[Figure record extracts]

----------

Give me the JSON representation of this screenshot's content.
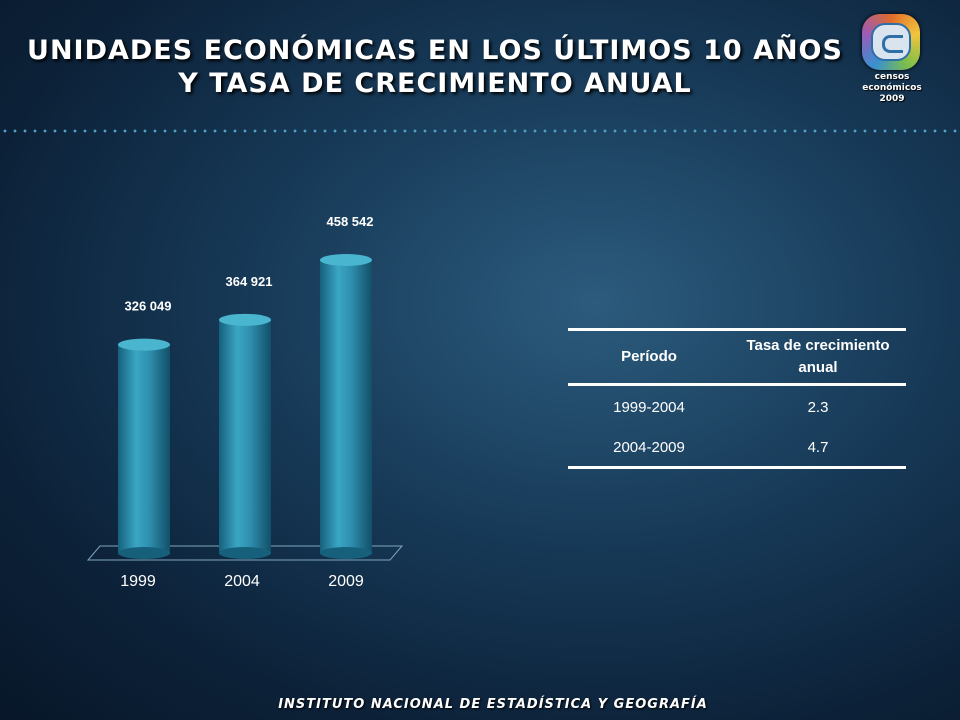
{
  "slide": {
    "title_line1": "UNIDADES ECONÓMICAS EN LOS ÚLTIMOS 10 AÑOS",
    "title_line2": "Y TASA DE CRECIMIENTO ANUAL",
    "footer": "INSTITUTO NACIONAL DE ESTADÍSTICA Y GEOGRAFÍA"
  },
  "logo": {
    "icon": "censos-economicos-logo-icon",
    "line1": "censos",
    "line2": "económicos",
    "line3": "2009"
  },
  "colors": {
    "bar": "#2e8fae",
    "bar_light": "#4ab5cf",
    "bar_dark": "#16607c"
  },
  "chart_data": {
    "type": "bar",
    "categories": [
      "1999",
      "2004",
      "2009"
    ],
    "values": [
      326049,
      364921,
      458542
    ],
    "value_labels": [
      "326 049",
      "364 921",
      "458 542"
    ],
    "title": "",
    "xlabel": "",
    "ylabel": "",
    "ylim": [
      0,
      500000
    ],
    "grid": false,
    "legend": "none"
  },
  "table": {
    "headers": [
      "Período",
      "Tasa de crecimiento anual"
    ],
    "rows": [
      [
        "1999-2004",
        "2.3"
      ],
      [
        "2004-2009",
        "4.7"
      ]
    ]
  }
}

----------

Short problem:
Which lines hold the word "censos"? Show each one.

Task result:
    "icon": "censos-economicos-logo-icon",
    "line1": "censos",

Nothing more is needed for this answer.